= Material provided =
_ _ _ _

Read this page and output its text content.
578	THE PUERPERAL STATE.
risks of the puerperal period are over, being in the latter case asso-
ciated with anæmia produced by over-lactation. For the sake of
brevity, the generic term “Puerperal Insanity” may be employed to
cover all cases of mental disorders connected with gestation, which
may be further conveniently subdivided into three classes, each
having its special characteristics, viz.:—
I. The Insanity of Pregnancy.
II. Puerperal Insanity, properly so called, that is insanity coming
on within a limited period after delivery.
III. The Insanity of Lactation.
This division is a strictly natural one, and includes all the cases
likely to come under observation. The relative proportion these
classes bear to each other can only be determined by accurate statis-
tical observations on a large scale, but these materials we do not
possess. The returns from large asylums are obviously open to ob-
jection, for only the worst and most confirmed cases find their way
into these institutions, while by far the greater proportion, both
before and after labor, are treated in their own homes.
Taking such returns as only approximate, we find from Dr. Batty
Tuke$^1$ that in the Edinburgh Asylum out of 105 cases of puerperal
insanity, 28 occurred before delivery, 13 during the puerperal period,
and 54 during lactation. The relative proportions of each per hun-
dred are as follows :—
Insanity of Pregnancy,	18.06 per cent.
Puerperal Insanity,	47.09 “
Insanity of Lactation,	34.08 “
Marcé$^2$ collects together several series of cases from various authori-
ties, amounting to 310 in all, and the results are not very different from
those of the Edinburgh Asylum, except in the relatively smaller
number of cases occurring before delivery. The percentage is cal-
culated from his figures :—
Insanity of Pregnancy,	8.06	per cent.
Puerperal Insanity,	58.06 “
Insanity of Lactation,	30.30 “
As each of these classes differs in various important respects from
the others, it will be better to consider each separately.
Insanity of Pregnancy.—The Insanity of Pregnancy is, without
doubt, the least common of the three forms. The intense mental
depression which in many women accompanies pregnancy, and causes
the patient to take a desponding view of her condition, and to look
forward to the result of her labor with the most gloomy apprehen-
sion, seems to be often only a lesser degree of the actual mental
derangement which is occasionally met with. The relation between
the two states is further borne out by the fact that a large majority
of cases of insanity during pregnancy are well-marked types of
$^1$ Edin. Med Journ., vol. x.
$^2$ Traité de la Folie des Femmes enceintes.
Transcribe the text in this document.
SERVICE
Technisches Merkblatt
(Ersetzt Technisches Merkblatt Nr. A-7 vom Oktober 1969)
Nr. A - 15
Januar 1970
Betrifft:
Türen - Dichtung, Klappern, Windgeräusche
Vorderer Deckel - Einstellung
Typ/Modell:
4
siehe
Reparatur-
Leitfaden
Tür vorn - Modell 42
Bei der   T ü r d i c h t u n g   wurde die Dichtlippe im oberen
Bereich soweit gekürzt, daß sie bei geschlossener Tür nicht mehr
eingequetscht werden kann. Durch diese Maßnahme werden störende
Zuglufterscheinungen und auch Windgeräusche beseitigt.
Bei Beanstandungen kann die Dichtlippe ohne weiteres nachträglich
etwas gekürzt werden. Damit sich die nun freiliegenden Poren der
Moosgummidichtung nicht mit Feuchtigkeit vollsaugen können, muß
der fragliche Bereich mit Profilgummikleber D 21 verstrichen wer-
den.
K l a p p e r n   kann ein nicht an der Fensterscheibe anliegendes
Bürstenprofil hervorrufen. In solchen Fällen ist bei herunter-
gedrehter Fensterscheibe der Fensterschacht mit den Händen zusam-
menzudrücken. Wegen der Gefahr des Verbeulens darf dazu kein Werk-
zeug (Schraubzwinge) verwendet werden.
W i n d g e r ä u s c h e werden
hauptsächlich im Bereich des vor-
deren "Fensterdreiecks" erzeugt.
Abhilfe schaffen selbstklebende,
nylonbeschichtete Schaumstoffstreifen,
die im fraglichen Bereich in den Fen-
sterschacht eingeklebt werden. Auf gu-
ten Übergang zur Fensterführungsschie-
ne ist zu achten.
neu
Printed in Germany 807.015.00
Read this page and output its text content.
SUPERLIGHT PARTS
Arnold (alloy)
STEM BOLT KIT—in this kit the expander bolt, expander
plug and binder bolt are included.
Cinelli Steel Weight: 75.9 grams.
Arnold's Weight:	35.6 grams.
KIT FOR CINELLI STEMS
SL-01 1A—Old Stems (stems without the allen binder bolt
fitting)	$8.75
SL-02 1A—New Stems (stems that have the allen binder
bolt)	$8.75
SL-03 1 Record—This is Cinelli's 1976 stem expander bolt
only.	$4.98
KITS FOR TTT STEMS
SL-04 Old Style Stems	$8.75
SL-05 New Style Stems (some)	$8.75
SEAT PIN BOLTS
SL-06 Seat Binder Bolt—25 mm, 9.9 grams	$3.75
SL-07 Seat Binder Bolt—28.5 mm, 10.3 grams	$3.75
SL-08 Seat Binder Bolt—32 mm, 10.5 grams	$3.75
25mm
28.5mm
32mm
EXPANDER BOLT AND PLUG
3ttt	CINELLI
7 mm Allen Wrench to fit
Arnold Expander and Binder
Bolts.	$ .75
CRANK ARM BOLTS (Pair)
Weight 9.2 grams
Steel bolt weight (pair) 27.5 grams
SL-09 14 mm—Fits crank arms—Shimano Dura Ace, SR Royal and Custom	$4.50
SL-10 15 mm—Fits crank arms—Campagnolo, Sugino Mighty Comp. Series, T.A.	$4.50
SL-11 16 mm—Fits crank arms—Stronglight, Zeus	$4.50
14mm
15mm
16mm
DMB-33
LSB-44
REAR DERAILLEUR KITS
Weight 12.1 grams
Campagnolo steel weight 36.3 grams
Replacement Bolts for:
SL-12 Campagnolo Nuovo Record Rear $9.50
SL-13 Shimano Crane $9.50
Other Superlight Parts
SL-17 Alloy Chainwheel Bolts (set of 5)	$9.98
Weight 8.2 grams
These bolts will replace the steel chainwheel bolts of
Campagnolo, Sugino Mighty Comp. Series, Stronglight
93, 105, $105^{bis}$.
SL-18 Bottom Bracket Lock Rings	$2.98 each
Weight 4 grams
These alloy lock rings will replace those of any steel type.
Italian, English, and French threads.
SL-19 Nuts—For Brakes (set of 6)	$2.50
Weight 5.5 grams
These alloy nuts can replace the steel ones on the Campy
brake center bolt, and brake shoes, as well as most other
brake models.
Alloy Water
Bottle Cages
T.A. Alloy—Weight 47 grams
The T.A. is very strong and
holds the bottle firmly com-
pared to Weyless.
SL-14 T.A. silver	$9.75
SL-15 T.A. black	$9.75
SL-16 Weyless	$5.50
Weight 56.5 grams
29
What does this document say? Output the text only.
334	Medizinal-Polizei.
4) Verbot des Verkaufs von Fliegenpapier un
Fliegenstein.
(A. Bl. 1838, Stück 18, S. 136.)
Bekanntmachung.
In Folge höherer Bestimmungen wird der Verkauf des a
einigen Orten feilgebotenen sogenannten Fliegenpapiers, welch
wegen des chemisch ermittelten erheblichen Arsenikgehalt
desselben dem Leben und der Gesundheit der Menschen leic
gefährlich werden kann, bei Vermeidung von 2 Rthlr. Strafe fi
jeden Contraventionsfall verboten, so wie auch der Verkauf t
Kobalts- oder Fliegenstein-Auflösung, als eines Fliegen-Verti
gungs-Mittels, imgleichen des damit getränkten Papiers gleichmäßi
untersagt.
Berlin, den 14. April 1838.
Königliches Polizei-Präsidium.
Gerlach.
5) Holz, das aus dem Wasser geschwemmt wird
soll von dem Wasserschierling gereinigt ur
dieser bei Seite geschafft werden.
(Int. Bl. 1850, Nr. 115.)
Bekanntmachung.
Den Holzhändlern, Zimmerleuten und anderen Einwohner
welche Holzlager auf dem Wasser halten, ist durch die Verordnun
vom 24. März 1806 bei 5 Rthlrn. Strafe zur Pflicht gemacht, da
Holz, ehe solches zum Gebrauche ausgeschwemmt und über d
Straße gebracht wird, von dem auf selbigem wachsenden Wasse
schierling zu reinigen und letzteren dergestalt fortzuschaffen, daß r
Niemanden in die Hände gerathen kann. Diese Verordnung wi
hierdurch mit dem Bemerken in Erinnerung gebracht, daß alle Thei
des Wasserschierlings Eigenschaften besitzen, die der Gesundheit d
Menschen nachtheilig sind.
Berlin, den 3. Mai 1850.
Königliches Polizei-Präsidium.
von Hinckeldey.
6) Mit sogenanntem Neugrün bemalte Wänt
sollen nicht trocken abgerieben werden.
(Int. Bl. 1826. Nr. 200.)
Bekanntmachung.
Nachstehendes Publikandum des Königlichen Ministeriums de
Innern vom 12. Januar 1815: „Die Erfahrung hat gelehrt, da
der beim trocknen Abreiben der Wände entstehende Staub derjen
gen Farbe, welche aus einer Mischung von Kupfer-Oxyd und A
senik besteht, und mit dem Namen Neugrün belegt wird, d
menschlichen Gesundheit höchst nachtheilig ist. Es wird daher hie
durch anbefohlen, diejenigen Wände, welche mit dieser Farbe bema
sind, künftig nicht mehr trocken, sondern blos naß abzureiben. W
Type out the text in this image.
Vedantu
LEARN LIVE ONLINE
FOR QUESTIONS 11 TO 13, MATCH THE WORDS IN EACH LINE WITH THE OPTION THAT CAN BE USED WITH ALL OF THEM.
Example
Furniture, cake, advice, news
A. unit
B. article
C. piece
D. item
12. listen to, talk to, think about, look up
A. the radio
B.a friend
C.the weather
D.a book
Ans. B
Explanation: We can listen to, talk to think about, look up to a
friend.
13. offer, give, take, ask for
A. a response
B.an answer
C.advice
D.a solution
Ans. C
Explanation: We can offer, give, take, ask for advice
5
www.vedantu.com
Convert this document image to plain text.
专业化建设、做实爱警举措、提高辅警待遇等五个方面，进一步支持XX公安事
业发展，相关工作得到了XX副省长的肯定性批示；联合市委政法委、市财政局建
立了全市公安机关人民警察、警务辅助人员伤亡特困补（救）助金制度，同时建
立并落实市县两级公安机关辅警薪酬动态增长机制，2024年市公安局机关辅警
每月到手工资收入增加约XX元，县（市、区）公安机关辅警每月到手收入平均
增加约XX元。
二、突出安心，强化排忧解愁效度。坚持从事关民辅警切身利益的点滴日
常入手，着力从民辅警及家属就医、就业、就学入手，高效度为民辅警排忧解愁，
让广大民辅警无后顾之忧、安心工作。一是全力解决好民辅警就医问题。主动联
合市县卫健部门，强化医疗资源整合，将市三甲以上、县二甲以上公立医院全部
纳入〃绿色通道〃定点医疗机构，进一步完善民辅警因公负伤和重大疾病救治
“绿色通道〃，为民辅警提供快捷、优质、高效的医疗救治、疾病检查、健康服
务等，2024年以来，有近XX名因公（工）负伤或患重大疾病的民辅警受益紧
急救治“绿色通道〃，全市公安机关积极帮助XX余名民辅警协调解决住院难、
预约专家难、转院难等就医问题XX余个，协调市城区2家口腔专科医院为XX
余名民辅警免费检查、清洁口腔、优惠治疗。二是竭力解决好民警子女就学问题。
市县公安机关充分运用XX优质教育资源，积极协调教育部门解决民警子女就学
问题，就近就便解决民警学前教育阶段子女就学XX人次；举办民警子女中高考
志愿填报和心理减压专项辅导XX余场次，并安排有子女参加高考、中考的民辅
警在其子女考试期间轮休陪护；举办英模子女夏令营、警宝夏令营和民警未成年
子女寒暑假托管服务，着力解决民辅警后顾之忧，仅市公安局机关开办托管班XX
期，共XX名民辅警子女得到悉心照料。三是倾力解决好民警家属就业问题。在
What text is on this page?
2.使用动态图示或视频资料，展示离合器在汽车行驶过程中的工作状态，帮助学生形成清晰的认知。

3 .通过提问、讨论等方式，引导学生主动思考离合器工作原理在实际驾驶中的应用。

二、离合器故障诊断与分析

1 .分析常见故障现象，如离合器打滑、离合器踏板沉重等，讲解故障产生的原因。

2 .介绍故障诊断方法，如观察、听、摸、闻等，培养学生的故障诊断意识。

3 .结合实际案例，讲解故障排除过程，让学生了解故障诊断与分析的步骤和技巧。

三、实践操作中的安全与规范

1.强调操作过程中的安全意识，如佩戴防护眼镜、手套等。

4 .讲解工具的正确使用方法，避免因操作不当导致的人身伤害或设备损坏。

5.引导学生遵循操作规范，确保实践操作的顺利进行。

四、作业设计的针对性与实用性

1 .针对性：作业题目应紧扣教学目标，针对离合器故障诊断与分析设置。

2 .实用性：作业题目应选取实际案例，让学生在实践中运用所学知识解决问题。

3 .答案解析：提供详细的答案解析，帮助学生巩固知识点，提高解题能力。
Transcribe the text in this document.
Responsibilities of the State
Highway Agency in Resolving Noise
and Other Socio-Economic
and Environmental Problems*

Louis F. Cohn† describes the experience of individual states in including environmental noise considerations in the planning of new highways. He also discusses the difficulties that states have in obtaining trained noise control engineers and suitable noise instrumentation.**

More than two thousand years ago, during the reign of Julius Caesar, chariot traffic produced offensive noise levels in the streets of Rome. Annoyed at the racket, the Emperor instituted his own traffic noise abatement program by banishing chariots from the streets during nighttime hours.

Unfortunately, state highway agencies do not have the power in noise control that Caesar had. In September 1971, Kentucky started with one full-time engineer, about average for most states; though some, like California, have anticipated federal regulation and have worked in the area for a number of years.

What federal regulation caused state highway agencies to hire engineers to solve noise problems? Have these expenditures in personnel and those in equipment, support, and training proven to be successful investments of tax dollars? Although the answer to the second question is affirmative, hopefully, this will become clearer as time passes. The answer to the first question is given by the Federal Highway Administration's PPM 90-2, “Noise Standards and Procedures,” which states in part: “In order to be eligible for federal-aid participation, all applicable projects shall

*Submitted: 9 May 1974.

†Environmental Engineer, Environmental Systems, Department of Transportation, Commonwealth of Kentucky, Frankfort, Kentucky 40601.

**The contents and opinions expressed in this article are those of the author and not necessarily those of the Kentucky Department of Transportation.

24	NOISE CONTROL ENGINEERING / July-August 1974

_ _ _ _

= The task =
Pull out all lines from the listing that contain the string "gebracht".

= Exercise output =
Straße gebracht wird, von dem auf selbigem wachsenden Wasse
hierdurch mit dem Bemerken in Erinnerung gebracht, daß alle Thei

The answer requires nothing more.